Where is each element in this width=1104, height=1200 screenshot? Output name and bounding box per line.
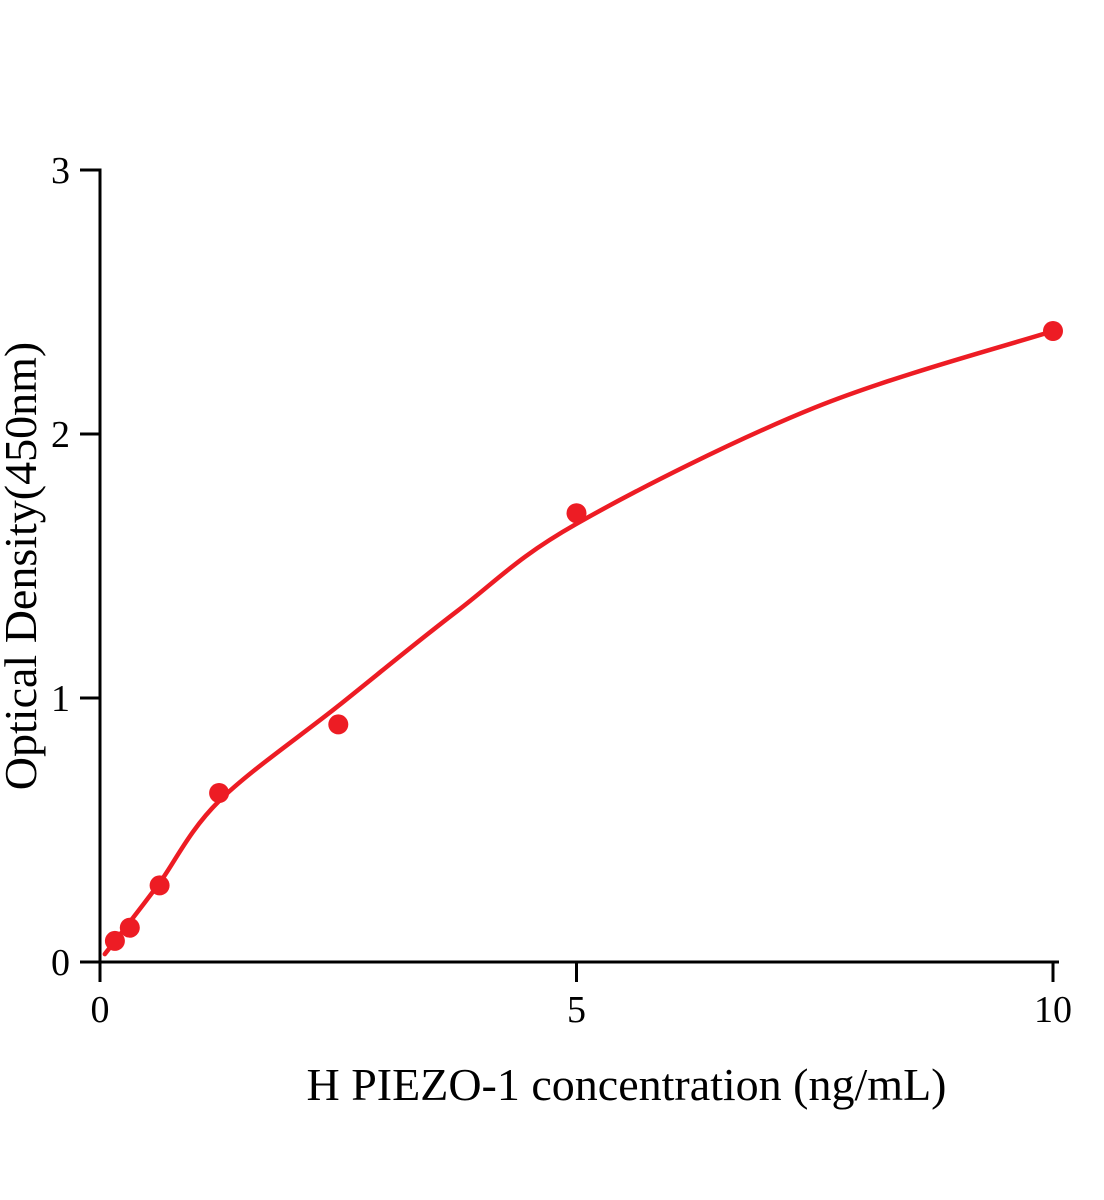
y-tick-label: 1 [51, 678, 70, 720]
data-point [104, 930, 125, 951]
data-point [209, 783, 230, 803]
data-point [566, 503, 587, 524]
x-tick-label: 5 [567, 989, 586, 1031]
y-tick-label: 3 [51, 150, 70, 192]
x-tick-label: 10 [1034, 989, 1072, 1031]
y-axis-ticks: 0 1 2 3 [51, 150, 100, 984]
fit-curve [102, 328, 1056, 957]
data-point [149, 875, 170, 896]
data-point [1043, 321, 1063, 341]
data-point [328, 714, 349, 735]
y-axis-label: Optical Density(450nm) [0, 342, 46, 790]
x-axis-label: H PIEZO-1 concentration (ng/mL) [307, 1059, 947, 1110]
y-tick-label: 2 [51, 414, 70, 456]
data-point [119, 917, 140, 938]
y-tick-label: 0 [51, 942, 70, 984]
x-axis-ticks: 0 5 10 [91, 962, 1072, 1031]
data-points [104, 321, 1063, 951]
x-tick-label: 0 [91, 989, 110, 1031]
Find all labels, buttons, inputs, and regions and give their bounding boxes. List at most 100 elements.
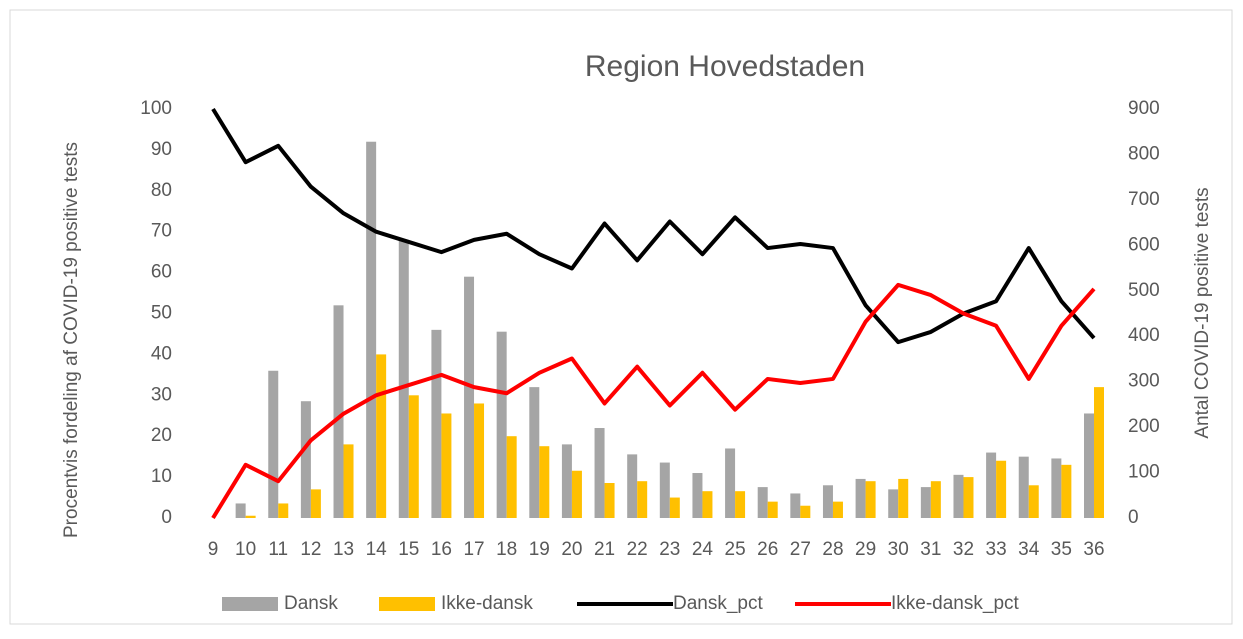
# # # # # # #
> _Exercise description_: Copy out the data above line for line without changing anything, and omit the pictures.

> _Task output_:
Where is each element in this width=1104, height=1200 screenshot? Output name and bounding box per line.
y-tick-label: 1 [51, 678, 70, 720]
data-point [104, 930, 125, 951]
data-point [209, 783, 230, 803]
data-point [566, 503, 587, 524]
x-tick-label: 5 [567, 989, 586, 1031]
y-tick-label: 3 [51, 150, 70, 192]
x-tick-label: 10 [1034, 989, 1072, 1031]
y-axis-ticks: 0 1 2 3 [51, 150, 100, 984]
fit-curve [102, 328, 1056, 957]
data-point [149, 875, 170, 896]
data-point [1043, 321, 1063, 341]
data-point [328, 714, 349, 735]
y-axis-label: Optical Density(450nm) [0, 342, 46, 790]
x-axis-label: H PIEZO-1 concentration (ng/mL) [307, 1059, 947, 1110]
y-tick-label: 2 [51, 414, 70, 456]
data-point [119, 917, 140, 938]
y-tick-label: 0 [51, 942, 70, 984]
x-axis-ticks: 0 5 10 [91, 962, 1072, 1031]
data-points [104, 321, 1063, 951]
x-tick-label: 0 [91, 989, 110, 1031]
Find all labels, buttons, inputs, and regions and give their bounding boxes. List at most 100 elements.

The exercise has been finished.